-- BEGIN --

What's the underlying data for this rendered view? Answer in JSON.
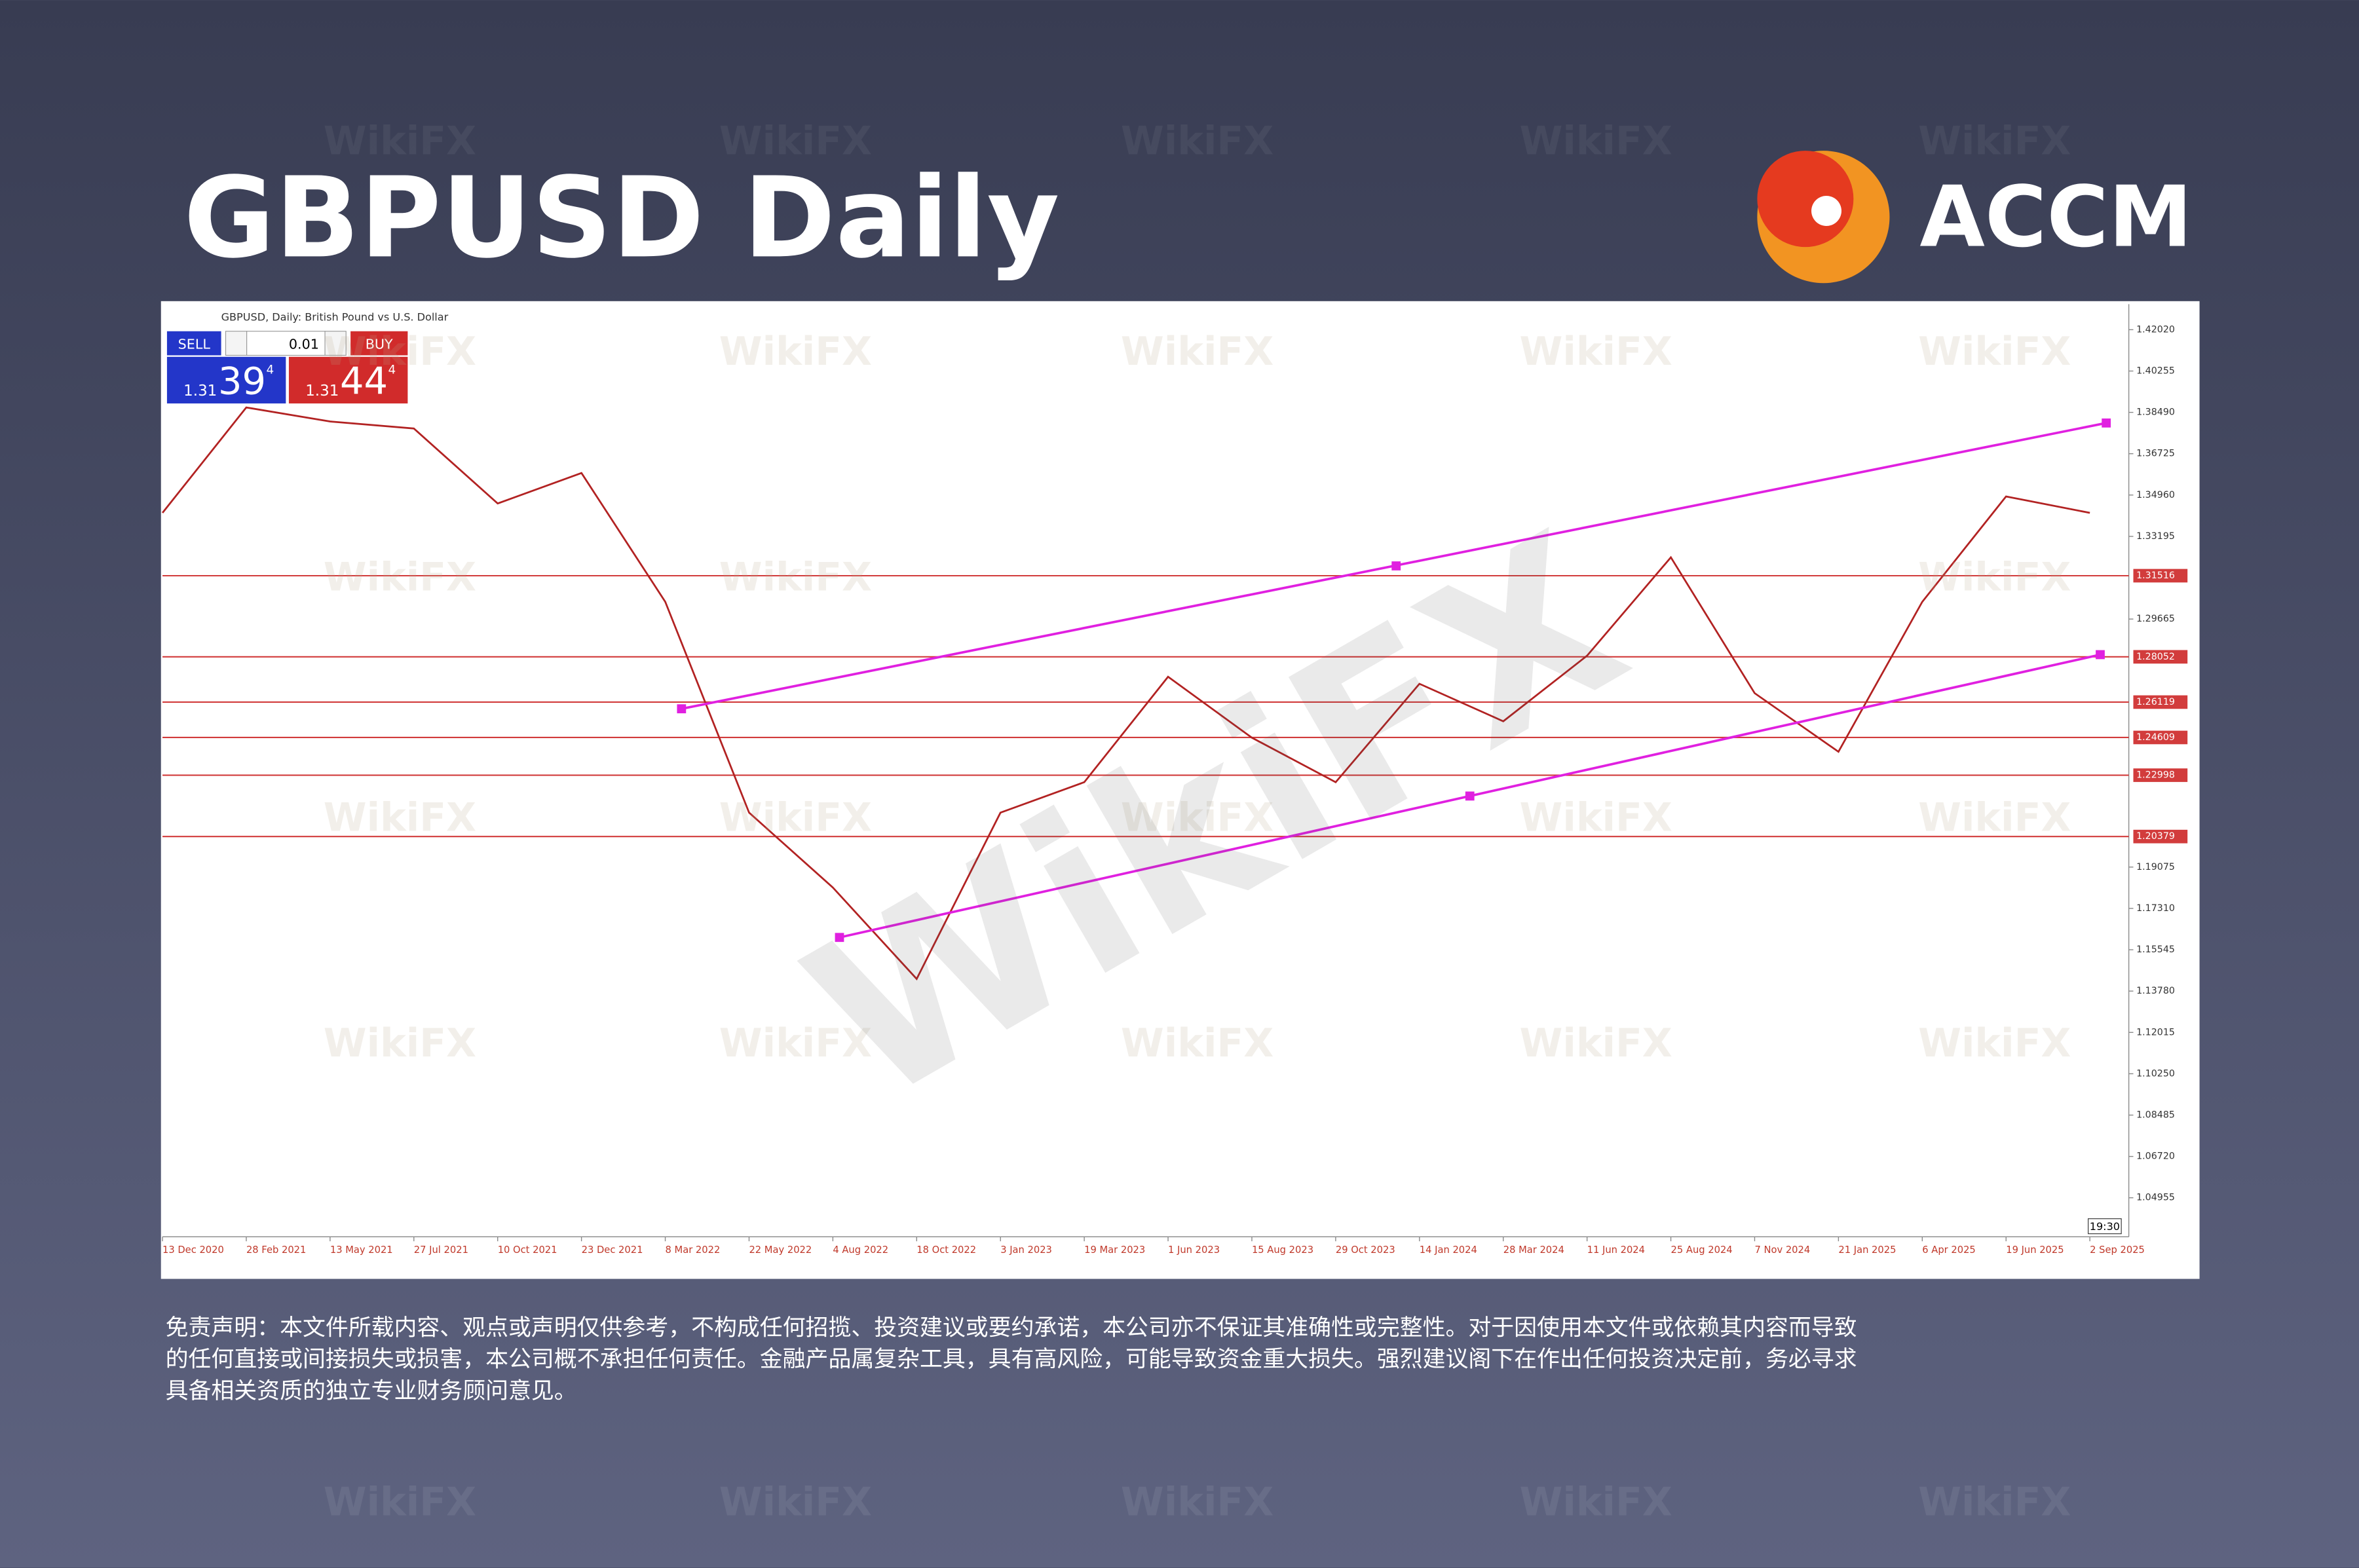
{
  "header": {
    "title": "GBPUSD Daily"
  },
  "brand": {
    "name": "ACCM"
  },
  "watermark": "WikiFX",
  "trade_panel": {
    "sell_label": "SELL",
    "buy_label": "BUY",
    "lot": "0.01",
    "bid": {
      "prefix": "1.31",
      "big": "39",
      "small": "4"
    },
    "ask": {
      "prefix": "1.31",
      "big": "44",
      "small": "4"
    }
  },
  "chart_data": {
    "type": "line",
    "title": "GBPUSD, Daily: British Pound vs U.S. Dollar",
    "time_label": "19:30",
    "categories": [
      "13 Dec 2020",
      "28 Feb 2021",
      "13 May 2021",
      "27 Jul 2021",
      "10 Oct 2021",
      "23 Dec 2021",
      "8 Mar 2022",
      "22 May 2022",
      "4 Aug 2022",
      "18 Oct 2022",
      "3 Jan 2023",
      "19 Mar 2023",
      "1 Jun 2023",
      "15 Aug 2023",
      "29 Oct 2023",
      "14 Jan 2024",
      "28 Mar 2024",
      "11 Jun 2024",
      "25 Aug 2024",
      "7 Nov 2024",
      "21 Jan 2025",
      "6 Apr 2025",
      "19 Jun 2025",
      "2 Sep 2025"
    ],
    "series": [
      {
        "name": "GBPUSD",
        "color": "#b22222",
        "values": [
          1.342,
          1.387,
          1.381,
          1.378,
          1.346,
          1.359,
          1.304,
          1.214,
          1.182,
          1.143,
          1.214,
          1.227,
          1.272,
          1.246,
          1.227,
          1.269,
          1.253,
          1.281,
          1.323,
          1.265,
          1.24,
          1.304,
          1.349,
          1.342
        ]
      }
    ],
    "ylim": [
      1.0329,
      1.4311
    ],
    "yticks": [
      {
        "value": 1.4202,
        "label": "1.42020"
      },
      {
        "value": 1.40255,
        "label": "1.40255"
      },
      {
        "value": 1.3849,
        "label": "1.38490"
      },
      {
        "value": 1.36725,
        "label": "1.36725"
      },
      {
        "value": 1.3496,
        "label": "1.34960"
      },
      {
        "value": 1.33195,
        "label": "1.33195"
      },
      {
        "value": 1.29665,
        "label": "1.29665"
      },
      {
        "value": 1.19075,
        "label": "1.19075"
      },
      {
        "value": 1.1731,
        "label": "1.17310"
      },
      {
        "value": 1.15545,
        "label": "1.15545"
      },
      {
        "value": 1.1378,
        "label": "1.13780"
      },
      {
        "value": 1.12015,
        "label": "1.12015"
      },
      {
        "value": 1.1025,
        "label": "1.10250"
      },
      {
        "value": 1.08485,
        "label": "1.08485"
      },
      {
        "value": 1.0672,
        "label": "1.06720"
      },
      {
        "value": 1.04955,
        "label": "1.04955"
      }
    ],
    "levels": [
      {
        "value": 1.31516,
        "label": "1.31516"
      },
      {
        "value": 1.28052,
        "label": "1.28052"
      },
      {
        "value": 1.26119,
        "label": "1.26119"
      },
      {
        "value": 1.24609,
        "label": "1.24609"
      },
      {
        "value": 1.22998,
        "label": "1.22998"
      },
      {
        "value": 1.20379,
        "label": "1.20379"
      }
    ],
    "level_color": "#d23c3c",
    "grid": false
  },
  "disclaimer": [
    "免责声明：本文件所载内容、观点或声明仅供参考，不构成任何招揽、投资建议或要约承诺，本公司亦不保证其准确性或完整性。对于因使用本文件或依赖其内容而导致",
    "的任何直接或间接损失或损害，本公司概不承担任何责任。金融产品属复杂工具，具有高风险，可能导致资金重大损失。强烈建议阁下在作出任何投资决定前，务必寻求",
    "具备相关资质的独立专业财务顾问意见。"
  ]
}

-- END --

--- Exercise description ---
Scan the lines for the string "GBPUSD". Copy out each line that matches.

--- Solution to the problem ---
    "title": "GBPUSD Daily"
    "title": "GBPUSD, Daily: British Pound vs U.S. Dollar",
        "name": "GBPUSD",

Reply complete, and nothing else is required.